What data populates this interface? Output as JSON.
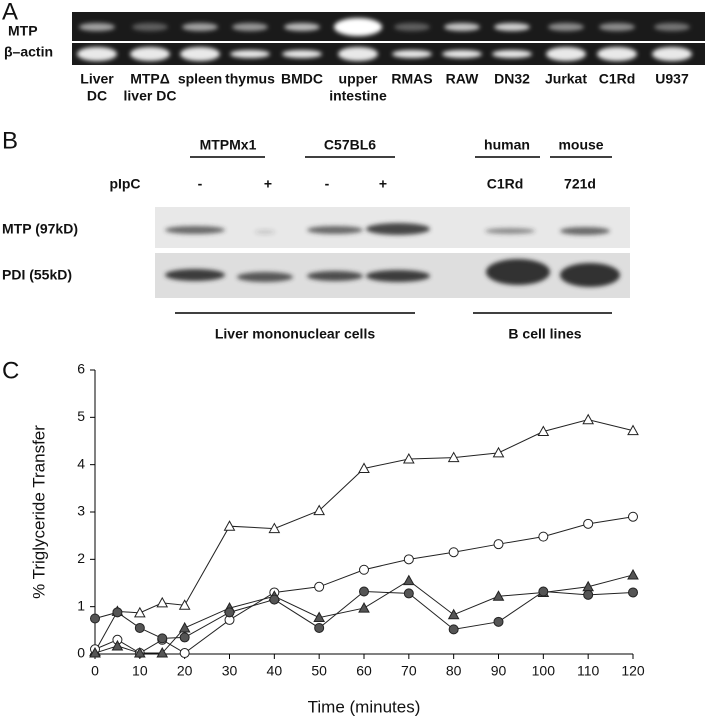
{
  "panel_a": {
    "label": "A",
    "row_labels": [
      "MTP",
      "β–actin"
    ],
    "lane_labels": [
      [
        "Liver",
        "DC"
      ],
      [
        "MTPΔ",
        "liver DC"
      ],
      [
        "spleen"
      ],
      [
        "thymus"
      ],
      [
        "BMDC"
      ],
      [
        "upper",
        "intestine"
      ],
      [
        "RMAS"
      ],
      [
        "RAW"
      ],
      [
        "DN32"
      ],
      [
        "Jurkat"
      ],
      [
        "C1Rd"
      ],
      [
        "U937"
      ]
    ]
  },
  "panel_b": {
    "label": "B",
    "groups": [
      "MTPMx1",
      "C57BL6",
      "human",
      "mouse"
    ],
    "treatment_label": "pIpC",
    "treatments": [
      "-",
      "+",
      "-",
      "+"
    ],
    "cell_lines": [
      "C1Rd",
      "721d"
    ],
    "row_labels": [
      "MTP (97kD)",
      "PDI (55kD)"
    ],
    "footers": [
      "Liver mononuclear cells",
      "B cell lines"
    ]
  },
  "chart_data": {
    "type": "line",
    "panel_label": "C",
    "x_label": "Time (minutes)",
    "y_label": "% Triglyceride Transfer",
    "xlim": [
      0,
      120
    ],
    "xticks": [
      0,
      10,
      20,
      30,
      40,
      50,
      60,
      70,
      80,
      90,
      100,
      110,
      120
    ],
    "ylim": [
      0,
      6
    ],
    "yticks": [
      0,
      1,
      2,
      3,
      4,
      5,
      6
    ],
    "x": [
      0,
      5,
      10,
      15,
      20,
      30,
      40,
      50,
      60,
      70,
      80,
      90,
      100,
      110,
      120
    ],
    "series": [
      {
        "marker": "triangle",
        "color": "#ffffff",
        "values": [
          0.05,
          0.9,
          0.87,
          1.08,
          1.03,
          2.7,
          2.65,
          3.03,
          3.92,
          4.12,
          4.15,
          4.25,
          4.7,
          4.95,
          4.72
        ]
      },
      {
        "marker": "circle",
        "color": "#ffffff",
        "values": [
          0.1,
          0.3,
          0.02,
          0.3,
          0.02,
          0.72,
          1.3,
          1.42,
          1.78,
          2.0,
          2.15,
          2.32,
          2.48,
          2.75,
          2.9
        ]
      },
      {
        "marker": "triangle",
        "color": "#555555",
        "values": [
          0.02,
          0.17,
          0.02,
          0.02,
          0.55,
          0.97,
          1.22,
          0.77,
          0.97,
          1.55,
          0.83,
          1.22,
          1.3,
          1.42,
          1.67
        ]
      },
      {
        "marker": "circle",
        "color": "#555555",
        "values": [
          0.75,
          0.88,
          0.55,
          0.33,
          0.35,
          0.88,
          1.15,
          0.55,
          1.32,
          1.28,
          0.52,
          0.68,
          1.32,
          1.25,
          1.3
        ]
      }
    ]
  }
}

> WHAT THIS TASK INVOLVES: Each record above should be restated word for word. The pictures should not appear.

> WRITTEN REPLY:
What data populates this interface? Output as JSON.
{
  "panel_a": {
    "label": "A",
    "row_labels": [
      "MTP",
      "β–actin"
    ],
    "lane_labels": [
      [
        "Liver",
        "DC"
      ],
      [
        "MTPΔ",
        "liver DC"
      ],
      [
        "spleen"
      ],
      [
        "thymus"
      ],
      [
        "BMDC"
      ],
      [
        "upper",
        "intestine"
      ],
      [
        "RMAS"
      ],
      [
        "RAW"
      ],
      [
        "DN32"
      ],
      [
        "Jurkat"
      ],
      [
        "C1Rd"
      ],
      [
        "U937"
      ]
    ]
  },
  "panel_b": {
    "label": "B",
    "groups": [
      "MTPMx1",
      "C57BL6",
      "human",
      "mouse"
    ],
    "treatment_label": "pIpC",
    "treatments": [
      "-",
      "+",
      "-",
      "+"
    ],
    "cell_lines": [
      "C1Rd",
      "721d"
    ],
    "row_labels": [
      "MTP (97kD)",
      "PDI (55kD)"
    ],
    "footers": [
      "Liver mononuclear cells",
      "B cell lines"
    ]
  },
  "chart_data": {
    "type": "line",
    "panel_label": "C",
    "x_label": "Time (minutes)",
    "y_label": "% Triglyceride Transfer",
    "xlim": [
      0,
      120
    ],
    "xticks": [
      0,
      10,
      20,
      30,
      40,
      50,
      60,
      70,
      80,
      90,
      100,
      110,
      120
    ],
    "ylim": [
      0,
      6
    ],
    "yticks": [
      0,
      1,
      2,
      3,
      4,
      5,
      6
    ],
    "x": [
      0,
      5,
      10,
      15,
      20,
      30,
      40,
      50,
      60,
      70,
      80,
      90,
      100,
      110,
      120
    ],
    "series": [
      {
        "marker": "triangle",
        "color": "#ffffff",
        "values": [
          0.05,
          0.9,
          0.87,
          1.08,
          1.03,
          2.7,
          2.65,
          3.03,
          3.92,
          4.12,
          4.15,
          4.25,
          4.7,
          4.95,
          4.72
        ]
      },
      {
        "marker": "circle",
        "color": "#ffffff",
        "values": [
          0.1,
          0.3,
          0.02,
          0.3,
          0.02,
          0.72,
          1.3,
          1.42,
          1.78,
          2.0,
          2.15,
          2.32,
          2.48,
          2.75,
          2.9
        ]
      },
      {
        "marker": "triangle",
        "color": "#555555",
        "values": [
          0.02,
          0.17,
          0.02,
          0.02,
          0.55,
          0.97,
          1.22,
          0.77,
          0.97,
          1.55,
          0.83,
          1.22,
          1.3,
          1.42,
          1.67
        ]
      },
      {
        "marker": "circle",
        "color": "#555555",
        "values": [
          0.75,
          0.88,
          0.55,
          0.33,
          0.35,
          0.88,
          1.15,
          0.55,
          1.32,
          1.28,
          0.52,
          0.68,
          1.32,
          1.25,
          1.3
        ]
      }
    ]
  }
}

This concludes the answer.